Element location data
[Begin]

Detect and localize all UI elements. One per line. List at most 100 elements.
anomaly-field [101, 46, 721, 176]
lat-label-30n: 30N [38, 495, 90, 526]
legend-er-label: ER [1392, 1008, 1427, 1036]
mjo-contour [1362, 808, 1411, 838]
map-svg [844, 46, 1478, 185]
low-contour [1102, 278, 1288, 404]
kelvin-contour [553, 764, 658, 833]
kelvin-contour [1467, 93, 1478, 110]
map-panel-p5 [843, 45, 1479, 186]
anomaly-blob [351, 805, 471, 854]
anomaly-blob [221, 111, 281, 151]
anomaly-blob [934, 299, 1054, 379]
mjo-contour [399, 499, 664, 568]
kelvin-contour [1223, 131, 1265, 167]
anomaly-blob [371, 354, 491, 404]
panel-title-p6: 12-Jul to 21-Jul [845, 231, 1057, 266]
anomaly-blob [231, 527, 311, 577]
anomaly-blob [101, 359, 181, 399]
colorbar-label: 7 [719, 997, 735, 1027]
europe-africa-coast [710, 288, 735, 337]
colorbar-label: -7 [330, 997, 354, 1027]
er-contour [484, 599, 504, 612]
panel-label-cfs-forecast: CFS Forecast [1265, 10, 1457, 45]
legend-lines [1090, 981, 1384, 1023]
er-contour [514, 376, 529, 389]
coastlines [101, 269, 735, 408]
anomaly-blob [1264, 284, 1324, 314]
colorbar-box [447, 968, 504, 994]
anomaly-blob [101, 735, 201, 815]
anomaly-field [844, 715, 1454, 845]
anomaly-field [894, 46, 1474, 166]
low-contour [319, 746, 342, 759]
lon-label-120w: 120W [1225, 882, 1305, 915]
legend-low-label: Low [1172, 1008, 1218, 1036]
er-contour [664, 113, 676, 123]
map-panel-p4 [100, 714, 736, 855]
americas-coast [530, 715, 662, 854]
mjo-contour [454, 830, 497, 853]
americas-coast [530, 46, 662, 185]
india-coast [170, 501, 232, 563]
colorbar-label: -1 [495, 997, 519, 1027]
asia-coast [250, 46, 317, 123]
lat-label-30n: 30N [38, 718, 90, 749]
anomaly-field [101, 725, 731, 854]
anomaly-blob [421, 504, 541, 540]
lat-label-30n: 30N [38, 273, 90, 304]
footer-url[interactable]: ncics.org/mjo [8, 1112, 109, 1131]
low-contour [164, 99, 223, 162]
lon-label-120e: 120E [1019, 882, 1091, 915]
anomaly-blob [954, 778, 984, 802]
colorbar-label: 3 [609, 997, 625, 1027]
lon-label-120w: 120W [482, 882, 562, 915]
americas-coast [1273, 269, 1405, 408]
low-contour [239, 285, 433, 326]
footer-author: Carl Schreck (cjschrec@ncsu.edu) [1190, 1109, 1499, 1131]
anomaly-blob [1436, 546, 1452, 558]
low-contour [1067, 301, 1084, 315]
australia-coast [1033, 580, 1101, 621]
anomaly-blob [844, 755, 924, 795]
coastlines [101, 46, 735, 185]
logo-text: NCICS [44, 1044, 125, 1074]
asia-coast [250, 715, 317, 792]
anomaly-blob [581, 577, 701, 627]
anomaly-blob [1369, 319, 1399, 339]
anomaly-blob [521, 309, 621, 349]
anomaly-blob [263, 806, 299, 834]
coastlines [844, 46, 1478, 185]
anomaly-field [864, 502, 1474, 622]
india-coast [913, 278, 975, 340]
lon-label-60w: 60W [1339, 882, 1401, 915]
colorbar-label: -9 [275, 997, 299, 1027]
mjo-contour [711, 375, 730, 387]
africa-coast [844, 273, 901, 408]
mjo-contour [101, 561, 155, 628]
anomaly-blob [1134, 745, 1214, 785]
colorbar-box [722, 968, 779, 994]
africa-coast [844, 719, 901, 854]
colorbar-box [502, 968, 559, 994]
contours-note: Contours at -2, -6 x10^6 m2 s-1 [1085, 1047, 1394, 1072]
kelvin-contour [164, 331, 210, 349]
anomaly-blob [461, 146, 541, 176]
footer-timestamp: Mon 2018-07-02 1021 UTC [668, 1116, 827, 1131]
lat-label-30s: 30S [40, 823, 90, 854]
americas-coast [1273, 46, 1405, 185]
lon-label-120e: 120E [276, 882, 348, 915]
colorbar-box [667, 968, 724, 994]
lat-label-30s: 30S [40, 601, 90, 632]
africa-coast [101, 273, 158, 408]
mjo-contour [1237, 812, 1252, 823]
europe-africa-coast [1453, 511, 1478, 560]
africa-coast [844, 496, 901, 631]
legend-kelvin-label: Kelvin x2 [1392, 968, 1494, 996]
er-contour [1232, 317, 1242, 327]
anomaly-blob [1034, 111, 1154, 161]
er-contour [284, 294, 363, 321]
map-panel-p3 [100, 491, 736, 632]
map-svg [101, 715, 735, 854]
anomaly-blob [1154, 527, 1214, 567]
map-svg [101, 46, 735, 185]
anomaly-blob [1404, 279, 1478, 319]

[End]

## Task brief
Update the items above by replacing every "anomaly-blob" with "anomaly-patch", keeping all other text the same.

## Full response
Detect and localize all UI elements. One per line. List at most 100 elements.
anomaly-field [101, 46, 721, 176]
lat-label-30n: 30N [38, 495, 90, 526]
legend-er-label: ER [1392, 1008, 1427, 1036]
mjo-contour [1362, 808, 1411, 838]
map-svg [844, 46, 1478, 185]
low-contour [1102, 278, 1288, 404]
kelvin-contour [553, 764, 658, 833]
kelvin-contour [1467, 93, 1478, 110]
map-panel-p5 [843, 45, 1479, 186]
anomaly-patch [351, 805, 471, 854]
anomaly-patch [221, 111, 281, 151]
anomaly-patch [934, 299, 1054, 379]
mjo-contour [399, 499, 664, 568]
kelvin-contour [1223, 131, 1265, 167]
anomaly-patch [371, 354, 491, 404]
panel-title-p6: 12-Jul to 21-Jul [845, 231, 1057, 266]
anomaly-patch [231, 527, 311, 577]
anomaly-patch [101, 359, 181, 399]
colorbar-label: 7 [719, 997, 735, 1027]
europe-africa-coast [710, 288, 735, 337]
colorbar-label: -7 [330, 997, 354, 1027]
er-contour [484, 599, 504, 612]
panel-label-cfs-forecast: CFS Forecast [1265, 10, 1457, 45]
legend-lines [1090, 981, 1384, 1023]
er-contour [514, 376, 529, 389]
coastlines [101, 269, 735, 408]
anomaly-patch [1264, 284, 1324, 314]
colorbar-box [447, 968, 504, 994]
anomaly-patch [101, 735, 201, 815]
anomaly-field [844, 715, 1454, 845]
anomaly-field [894, 46, 1474, 166]
low-contour [319, 746, 342, 759]
lon-label-120w: 120W [1225, 882, 1305, 915]
legend-low-label: Low [1172, 1008, 1218, 1036]
er-contour [664, 113, 676, 123]
map-panel-p4 [100, 714, 736, 855]
americas-coast [530, 715, 662, 854]
mjo-contour [454, 830, 497, 853]
americas-coast [530, 46, 662, 185]
india-coast [170, 501, 232, 563]
colorbar-label: -1 [495, 997, 519, 1027]
asia-coast [250, 46, 317, 123]
lat-label-30n: 30N [38, 718, 90, 749]
anomaly-field [101, 725, 731, 854]
anomaly-patch [421, 504, 541, 540]
lat-label-30n: 30N [38, 273, 90, 304]
footer-url[interactable]: ncics.org/mjo [8, 1112, 109, 1131]
low-contour [164, 99, 223, 162]
lon-label-120e: 120E [1019, 882, 1091, 915]
anomaly-patch [954, 778, 984, 802]
colorbar-label: 3 [609, 997, 625, 1027]
lon-label-120w: 120W [482, 882, 562, 915]
americas-coast [1273, 269, 1405, 408]
low-contour [239, 285, 433, 326]
footer-author: Carl Schreck (cjschrec@ncsu.edu) [1190, 1109, 1499, 1131]
anomaly-patch [1436, 546, 1452, 558]
low-contour [1067, 301, 1084, 315]
australia-coast [1033, 580, 1101, 621]
anomaly-patch [844, 755, 924, 795]
coastlines [101, 46, 735, 185]
logo-text: NCICS [44, 1044, 125, 1074]
asia-coast [250, 715, 317, 792]
anomaly-patch [581, 577, 701, 627]
anomaly-patch [1369, 319, 1399, 339]
anomaly-patch [521, 309, 621, 349]
anomaly-patch [263, 806, 299, 834]
coastlines [844, 46, 1478, 185]
anomaly-field [864, 502, 1474, 622]
india-coast [913, 278, 975, 340]
lon-label-60w: 60W [1339, 882, 1401, 915]
colorbar-label: -9 [275, 997, 299, 1027]
mjo-contour [711, 375, 730, 387]
africa-coast [844, 273, 901, 408]
mjo-contour [101, 561, 155, 628]
anomaly-patch [1134, 745, 1214, 785]
colorbar-box [722, 968, 779, 994]
africa-coast [844, 719, 901, 854]
colorbar-box [502, 968, 559, 994]
contours-note: Contours at -2, -6 x10^6 m2 s-1 [1085, 1047, 1394, 1072]
kelvin-contour [164, 331, 210, 349]
anomaly-patch [461, 146, 541, 176]
footer-timestamp: Mon 2018-07-02 1021 UTC [668, 1116, 827, 1131]
lat-label-30s: 30S [40, 823, 90, 854]
americas-coast [1273, 46, 1405, 185]
lon-label-120e: 120E [276, 882, 348, 915]
colorbar-box [667, 968, 724, 994]
lat-label-30s: 30S [40, 601, 90, 632]
africa-coast [101, 273, 158, 408]
mjo-contour [1237, 812, 1252, 823]
europe-africa-coast [1453, 511, 1478, 560]
africa-coast [844, 496, 901, 631]
legend-kelvin-label: Kelvin x2 [1392, 968, 1494, 996]
er-contour [1232, 317, 1242, 327]
anomaly-patch [1034, 111, 1154, 161]
er-contour [284, 294, 363, 321]
map-panel-p3 [100, 491, 736, 632]
map-svg [101, 715, 735, 854]
anomaly-patch [1154, 527, 1214, 567]
map-svg [101, 46, 735, 185]
anomaly-patch [1404, 279, 1478, 319]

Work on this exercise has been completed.